#### Your task:
Lines containing the string "title" are to be counted; report the number and nothing more.

#### Excerpted data:
----
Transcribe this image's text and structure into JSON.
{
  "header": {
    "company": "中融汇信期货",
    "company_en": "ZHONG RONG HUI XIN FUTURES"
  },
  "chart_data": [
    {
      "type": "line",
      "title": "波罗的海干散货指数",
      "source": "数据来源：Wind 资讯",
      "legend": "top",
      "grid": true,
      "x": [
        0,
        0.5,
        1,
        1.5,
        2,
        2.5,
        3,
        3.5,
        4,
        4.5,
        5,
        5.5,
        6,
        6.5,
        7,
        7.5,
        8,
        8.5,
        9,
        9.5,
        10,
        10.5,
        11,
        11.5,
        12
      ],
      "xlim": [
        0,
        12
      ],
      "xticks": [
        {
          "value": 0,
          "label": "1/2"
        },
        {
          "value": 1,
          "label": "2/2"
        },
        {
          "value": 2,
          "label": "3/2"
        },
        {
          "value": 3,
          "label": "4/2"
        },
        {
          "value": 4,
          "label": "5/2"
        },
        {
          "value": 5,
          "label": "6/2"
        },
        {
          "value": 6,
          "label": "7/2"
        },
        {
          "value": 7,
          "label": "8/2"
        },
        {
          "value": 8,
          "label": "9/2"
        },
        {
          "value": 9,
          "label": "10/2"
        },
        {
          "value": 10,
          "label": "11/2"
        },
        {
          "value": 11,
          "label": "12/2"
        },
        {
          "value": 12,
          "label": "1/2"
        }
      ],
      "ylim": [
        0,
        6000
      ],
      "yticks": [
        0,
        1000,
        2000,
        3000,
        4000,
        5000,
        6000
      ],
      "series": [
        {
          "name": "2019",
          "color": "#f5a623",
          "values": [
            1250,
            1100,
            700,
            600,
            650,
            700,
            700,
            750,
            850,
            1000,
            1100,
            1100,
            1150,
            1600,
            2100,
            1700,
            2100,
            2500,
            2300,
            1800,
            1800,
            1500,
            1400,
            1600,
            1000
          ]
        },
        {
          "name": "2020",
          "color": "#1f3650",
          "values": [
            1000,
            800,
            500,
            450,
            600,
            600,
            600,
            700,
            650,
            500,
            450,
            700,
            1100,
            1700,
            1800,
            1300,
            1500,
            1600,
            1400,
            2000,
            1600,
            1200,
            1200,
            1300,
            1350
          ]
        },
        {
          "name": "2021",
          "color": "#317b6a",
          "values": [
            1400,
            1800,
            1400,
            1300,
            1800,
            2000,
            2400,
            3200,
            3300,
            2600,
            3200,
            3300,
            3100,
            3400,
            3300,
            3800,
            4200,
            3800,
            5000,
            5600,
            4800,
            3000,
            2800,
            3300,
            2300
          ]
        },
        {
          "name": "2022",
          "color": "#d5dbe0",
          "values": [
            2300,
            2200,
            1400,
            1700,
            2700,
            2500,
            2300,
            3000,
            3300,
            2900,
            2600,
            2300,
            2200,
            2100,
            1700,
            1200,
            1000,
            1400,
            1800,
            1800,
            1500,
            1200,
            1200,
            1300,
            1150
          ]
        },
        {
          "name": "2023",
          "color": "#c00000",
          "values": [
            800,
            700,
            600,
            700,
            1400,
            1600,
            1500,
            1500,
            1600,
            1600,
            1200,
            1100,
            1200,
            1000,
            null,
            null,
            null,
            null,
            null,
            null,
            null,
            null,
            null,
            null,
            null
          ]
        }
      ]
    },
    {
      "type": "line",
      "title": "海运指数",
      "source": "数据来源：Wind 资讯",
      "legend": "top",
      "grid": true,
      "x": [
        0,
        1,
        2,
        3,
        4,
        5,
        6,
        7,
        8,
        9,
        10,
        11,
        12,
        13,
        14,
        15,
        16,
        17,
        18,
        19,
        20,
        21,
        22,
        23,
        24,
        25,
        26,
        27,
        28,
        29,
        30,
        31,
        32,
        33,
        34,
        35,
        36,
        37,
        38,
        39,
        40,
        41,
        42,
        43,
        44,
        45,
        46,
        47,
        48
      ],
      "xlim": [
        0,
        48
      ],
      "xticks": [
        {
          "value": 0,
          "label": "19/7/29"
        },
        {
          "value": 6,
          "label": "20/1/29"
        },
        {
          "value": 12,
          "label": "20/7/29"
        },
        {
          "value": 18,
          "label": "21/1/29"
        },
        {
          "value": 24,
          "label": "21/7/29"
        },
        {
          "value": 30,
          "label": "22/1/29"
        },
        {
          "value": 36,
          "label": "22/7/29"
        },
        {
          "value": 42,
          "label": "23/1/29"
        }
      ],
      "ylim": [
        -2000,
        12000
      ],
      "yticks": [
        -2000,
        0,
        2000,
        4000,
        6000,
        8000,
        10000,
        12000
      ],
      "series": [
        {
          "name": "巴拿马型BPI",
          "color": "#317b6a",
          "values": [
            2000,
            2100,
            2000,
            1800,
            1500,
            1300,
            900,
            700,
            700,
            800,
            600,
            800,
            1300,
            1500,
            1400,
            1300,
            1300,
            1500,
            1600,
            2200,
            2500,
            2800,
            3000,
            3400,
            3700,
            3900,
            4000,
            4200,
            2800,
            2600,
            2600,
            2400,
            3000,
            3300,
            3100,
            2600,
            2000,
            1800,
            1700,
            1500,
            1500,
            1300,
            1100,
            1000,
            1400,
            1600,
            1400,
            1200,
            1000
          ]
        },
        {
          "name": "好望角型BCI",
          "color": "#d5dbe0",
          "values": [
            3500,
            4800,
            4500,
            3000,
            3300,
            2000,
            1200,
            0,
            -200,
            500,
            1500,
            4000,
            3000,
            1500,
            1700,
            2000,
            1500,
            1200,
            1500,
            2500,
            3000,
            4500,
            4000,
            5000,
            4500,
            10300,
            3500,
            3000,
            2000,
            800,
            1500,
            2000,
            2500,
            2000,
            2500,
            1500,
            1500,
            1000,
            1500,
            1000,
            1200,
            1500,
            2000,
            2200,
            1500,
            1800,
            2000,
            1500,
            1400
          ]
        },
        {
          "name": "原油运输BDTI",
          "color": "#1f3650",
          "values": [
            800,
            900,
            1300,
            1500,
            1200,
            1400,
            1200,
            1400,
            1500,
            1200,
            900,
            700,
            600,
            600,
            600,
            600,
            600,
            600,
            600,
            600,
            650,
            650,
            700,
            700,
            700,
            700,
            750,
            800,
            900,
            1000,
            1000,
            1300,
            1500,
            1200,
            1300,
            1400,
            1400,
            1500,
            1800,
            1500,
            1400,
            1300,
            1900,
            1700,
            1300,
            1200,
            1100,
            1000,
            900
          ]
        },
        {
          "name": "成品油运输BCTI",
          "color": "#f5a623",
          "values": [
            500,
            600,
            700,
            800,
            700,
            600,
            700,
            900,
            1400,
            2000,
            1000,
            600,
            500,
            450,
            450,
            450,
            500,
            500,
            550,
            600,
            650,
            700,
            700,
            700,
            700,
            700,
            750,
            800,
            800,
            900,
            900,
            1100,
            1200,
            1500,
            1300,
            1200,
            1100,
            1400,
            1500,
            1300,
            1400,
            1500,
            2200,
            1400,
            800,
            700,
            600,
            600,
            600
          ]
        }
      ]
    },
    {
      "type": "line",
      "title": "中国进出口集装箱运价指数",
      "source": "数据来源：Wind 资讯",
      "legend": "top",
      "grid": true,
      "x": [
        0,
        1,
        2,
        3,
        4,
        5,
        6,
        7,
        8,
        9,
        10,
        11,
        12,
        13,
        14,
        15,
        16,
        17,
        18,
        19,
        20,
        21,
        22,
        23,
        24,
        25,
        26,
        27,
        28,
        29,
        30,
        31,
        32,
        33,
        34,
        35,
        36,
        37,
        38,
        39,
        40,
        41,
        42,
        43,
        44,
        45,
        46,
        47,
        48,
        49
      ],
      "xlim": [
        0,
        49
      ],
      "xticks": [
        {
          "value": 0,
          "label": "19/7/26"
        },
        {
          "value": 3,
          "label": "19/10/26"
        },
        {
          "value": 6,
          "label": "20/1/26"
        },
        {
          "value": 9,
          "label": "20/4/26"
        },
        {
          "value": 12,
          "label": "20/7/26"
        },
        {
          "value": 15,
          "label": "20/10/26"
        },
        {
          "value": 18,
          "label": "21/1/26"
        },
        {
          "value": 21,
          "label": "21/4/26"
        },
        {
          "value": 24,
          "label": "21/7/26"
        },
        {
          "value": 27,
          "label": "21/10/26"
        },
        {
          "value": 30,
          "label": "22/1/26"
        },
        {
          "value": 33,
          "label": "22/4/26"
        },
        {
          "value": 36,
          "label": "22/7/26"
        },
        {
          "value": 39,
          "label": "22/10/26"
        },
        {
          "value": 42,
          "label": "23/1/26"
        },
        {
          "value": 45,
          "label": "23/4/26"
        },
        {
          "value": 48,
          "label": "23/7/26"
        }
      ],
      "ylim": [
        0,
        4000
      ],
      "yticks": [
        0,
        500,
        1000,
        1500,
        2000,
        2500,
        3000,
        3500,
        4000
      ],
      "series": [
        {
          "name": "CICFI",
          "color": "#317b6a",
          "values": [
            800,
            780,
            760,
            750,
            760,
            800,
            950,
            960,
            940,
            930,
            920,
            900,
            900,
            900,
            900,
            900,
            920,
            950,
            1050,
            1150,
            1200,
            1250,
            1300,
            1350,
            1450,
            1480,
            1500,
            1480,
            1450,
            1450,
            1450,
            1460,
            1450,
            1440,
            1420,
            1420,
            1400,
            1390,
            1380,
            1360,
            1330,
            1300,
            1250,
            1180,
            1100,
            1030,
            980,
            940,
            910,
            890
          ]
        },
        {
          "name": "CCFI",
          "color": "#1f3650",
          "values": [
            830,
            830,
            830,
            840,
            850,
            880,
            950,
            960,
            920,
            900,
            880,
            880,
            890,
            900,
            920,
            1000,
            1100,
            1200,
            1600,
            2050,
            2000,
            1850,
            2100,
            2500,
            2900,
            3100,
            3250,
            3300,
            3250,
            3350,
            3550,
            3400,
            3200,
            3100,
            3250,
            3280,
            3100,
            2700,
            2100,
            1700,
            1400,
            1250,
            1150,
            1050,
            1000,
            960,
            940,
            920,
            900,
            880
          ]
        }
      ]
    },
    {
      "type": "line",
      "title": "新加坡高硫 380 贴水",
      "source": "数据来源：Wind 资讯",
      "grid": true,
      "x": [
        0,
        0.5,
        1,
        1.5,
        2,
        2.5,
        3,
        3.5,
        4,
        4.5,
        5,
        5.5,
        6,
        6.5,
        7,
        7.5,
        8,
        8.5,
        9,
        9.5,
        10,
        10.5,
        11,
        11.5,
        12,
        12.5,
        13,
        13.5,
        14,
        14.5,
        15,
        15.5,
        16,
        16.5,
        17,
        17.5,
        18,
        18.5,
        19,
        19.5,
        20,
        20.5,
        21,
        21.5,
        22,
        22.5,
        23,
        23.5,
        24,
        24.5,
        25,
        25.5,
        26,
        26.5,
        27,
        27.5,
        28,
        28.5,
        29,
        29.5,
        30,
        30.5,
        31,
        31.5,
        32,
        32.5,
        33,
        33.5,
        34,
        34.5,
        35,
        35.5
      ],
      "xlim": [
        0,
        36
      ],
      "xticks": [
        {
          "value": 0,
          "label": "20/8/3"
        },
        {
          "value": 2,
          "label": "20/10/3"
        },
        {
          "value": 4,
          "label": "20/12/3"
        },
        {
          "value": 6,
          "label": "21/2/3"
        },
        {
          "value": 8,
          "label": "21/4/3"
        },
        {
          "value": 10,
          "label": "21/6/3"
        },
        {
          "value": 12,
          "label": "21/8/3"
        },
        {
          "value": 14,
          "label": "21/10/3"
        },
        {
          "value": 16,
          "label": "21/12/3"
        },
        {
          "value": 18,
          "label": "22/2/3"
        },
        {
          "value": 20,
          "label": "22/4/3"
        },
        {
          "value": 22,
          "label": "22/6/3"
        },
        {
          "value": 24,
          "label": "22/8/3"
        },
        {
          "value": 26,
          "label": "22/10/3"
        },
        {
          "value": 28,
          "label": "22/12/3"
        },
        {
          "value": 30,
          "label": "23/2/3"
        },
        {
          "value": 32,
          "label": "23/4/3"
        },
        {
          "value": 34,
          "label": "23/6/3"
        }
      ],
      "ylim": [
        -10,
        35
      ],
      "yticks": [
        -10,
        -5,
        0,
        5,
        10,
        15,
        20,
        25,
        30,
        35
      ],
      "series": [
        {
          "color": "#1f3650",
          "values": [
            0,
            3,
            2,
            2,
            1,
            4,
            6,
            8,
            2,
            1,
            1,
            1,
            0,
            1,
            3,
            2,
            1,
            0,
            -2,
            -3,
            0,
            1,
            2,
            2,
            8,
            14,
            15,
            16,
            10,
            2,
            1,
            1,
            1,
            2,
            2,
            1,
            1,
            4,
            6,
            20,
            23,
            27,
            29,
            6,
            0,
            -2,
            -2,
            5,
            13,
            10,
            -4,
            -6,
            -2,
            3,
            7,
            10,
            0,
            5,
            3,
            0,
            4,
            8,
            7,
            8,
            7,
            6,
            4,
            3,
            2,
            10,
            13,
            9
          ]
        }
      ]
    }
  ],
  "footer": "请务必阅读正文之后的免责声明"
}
----
#### Result of the exercise:
4